◆ Work instructions
Copy every line in the records below that contains the word "name".

## BEGIN Data supplied

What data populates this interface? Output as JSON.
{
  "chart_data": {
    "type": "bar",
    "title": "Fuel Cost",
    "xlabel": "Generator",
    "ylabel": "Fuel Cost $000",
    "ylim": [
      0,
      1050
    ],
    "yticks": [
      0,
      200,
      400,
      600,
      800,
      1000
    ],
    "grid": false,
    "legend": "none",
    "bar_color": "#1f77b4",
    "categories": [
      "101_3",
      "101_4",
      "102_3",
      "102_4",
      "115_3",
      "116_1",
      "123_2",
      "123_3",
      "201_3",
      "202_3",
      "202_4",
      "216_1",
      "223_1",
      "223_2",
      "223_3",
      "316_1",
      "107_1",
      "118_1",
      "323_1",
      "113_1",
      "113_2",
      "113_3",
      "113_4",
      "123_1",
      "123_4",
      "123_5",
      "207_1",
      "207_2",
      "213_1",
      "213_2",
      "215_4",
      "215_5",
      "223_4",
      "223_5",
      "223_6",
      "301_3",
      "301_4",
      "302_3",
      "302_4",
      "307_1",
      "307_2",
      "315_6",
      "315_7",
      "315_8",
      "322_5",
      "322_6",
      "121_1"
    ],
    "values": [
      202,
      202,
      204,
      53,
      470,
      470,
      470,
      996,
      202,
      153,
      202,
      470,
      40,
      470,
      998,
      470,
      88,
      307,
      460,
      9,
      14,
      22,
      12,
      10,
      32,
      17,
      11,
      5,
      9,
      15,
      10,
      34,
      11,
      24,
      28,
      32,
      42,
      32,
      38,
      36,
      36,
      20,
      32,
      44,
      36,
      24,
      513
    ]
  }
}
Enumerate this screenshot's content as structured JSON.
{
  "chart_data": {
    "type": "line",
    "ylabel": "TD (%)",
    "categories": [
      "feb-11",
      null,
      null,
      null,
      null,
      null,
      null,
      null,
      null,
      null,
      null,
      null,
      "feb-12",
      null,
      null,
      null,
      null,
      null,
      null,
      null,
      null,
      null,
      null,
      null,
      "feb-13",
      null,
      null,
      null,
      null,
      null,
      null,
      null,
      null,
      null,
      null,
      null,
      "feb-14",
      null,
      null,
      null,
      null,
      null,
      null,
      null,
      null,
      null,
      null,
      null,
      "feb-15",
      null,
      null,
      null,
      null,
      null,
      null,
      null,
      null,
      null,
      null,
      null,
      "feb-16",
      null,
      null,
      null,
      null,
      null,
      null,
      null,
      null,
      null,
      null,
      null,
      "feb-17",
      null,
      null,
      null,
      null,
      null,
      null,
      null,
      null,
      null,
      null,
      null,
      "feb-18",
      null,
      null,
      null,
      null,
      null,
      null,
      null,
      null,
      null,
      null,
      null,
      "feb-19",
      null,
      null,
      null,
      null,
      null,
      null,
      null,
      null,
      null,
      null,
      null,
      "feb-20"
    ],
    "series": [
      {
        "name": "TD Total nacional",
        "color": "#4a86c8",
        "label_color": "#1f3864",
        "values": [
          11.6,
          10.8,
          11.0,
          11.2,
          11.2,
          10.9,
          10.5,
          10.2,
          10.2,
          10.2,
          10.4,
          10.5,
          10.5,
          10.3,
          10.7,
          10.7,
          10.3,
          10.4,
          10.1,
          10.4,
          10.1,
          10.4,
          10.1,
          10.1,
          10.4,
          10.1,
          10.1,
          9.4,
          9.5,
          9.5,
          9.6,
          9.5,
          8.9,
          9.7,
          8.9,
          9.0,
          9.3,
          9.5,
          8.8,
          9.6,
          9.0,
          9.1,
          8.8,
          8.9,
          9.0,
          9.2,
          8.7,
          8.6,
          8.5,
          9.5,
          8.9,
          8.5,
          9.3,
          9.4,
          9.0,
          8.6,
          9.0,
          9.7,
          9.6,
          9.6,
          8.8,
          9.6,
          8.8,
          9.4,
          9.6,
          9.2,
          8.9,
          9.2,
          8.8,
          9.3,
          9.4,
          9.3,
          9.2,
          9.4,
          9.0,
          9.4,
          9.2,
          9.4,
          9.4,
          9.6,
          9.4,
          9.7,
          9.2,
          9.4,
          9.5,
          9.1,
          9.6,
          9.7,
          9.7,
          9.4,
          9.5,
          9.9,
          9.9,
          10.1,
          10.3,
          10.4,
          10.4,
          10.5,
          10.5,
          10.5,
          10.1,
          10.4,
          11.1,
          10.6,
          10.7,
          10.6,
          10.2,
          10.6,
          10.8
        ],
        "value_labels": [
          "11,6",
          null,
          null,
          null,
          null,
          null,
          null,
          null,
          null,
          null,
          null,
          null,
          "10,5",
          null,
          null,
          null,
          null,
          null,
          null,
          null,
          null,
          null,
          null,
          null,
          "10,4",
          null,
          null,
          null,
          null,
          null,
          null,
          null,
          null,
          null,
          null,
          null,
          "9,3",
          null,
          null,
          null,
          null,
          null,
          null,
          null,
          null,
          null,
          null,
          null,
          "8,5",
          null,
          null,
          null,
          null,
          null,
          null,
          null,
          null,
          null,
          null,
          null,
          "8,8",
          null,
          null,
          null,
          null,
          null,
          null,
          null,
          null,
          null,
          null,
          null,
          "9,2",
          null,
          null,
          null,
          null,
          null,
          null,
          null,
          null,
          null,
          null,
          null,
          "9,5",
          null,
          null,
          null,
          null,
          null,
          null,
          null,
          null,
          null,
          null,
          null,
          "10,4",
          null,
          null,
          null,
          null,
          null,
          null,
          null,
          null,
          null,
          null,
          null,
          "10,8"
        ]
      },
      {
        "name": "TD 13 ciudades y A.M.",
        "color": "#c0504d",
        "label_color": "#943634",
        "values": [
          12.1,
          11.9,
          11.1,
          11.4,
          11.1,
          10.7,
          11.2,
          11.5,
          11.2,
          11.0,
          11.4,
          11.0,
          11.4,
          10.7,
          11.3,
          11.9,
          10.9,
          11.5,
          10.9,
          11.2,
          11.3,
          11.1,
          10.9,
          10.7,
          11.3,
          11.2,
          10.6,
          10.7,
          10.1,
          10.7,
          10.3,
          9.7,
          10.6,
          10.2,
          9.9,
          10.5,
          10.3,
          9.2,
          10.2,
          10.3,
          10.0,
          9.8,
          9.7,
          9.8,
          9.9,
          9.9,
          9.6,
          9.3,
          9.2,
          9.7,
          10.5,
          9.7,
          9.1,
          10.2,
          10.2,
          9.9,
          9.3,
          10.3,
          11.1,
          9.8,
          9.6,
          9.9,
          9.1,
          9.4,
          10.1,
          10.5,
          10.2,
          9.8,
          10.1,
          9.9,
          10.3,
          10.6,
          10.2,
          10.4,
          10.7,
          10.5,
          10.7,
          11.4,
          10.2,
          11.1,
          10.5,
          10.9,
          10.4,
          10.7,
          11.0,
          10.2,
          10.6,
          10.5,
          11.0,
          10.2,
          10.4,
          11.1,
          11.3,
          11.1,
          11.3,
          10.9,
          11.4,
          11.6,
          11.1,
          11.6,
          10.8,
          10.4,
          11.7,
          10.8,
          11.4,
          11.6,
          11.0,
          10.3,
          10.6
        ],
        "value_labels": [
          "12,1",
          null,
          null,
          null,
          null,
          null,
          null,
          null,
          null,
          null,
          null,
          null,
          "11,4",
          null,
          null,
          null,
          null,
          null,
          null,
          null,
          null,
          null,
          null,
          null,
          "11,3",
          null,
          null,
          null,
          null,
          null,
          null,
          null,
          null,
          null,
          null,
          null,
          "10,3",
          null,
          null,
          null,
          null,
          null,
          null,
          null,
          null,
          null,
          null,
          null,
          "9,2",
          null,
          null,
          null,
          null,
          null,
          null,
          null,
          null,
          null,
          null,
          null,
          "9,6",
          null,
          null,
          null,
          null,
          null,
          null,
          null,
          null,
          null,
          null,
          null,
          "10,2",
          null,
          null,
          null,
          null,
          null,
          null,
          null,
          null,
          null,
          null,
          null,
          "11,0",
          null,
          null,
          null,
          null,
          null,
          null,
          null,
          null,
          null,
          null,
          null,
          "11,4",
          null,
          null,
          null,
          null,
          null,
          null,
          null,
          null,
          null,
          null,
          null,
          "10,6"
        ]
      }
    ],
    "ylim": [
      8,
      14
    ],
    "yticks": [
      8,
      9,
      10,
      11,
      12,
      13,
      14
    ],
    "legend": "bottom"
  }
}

## END Data supplied

◆ The solution
        "name": "TD Total nacional",
        "name": "TD 13 ciudades y A.M.",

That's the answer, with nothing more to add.